= GOAL OF THE EXERCISE =
Sort through the entries below and pull out lines containing the word "rendelve".

────

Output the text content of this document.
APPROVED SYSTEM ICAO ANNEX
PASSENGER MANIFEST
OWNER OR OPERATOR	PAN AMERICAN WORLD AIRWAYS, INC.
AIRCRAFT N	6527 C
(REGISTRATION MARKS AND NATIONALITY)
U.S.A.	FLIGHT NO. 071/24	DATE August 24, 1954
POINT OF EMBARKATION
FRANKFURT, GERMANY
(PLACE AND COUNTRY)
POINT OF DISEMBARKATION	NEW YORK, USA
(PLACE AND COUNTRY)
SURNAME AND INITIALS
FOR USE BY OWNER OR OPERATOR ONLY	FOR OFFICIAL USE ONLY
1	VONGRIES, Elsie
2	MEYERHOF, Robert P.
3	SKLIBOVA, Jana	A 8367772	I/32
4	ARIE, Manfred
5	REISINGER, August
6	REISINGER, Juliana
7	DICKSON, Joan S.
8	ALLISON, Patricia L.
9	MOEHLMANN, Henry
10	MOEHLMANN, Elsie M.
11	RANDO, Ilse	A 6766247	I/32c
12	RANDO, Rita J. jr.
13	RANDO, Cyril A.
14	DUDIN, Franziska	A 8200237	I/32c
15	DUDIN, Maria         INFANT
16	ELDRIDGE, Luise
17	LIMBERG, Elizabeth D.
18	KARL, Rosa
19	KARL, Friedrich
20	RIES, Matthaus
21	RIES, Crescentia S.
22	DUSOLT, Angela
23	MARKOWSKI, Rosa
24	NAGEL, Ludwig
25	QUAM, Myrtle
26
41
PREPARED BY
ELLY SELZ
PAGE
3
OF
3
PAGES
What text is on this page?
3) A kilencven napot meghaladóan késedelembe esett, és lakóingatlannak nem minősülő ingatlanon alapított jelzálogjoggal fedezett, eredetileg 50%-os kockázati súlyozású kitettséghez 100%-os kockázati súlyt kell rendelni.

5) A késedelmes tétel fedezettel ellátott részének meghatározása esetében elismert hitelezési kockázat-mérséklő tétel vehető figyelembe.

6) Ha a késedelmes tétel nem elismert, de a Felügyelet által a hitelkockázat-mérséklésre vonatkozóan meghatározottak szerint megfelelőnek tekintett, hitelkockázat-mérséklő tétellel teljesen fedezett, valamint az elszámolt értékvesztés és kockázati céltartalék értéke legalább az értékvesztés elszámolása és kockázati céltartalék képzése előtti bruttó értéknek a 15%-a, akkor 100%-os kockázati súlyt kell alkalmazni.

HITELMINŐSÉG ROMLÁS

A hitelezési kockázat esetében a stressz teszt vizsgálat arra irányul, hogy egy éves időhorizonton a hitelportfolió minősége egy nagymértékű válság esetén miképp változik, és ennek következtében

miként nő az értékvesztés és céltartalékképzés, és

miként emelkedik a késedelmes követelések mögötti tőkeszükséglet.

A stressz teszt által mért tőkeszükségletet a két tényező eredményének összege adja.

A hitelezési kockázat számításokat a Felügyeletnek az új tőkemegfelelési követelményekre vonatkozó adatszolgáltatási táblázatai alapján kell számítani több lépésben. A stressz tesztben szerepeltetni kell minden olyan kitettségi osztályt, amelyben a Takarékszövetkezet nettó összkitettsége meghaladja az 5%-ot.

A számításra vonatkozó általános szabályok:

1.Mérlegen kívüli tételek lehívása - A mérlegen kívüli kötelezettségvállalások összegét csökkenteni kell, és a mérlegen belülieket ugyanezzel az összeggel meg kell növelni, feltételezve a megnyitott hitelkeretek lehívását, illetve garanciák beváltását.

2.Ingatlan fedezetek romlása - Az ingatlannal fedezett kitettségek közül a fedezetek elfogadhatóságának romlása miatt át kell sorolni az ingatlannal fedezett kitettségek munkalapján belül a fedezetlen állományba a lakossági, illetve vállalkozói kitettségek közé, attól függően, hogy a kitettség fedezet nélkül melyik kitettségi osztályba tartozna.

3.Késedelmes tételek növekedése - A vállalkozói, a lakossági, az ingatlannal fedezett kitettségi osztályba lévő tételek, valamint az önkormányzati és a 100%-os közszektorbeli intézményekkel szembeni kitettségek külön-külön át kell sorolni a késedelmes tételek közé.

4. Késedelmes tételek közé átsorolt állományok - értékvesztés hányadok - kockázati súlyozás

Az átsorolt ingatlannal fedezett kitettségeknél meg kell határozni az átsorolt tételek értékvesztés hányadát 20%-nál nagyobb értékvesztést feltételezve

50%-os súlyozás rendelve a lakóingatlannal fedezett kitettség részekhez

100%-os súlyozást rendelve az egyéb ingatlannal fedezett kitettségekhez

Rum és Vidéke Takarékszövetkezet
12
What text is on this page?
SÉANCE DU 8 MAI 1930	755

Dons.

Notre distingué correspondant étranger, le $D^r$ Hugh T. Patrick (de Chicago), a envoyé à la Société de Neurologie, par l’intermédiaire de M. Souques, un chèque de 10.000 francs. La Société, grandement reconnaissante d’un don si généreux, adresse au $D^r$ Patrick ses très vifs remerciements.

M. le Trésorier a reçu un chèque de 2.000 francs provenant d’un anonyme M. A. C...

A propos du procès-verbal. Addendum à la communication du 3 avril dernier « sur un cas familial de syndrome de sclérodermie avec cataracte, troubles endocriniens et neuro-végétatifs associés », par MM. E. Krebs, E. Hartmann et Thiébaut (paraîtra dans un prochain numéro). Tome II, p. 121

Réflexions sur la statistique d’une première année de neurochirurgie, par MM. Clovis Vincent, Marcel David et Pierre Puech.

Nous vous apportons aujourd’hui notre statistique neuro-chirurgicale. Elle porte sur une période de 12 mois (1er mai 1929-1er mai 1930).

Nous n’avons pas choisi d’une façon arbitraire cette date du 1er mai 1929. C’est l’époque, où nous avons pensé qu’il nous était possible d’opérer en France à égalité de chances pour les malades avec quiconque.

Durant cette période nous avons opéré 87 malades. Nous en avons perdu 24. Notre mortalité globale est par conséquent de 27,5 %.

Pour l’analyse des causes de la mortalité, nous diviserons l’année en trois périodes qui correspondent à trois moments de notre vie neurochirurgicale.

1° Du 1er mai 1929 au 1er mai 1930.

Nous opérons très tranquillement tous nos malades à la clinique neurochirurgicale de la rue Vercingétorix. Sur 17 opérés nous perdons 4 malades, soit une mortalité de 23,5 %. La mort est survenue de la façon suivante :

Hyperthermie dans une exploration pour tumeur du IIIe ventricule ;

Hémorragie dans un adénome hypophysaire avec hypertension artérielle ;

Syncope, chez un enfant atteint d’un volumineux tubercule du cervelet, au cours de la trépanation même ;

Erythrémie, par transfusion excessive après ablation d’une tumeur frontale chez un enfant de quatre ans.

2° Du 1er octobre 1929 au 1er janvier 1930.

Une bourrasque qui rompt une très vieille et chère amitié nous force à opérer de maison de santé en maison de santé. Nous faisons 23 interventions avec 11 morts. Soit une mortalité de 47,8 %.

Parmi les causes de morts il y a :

────

= CORRECT OUTPUT =
50%-os súlyozás rendelve a lakóingatlannal fedezett kitettség részekhez
100%-os súlyozást rendelve az egyéb ingatlannal fedezett kitettségekhez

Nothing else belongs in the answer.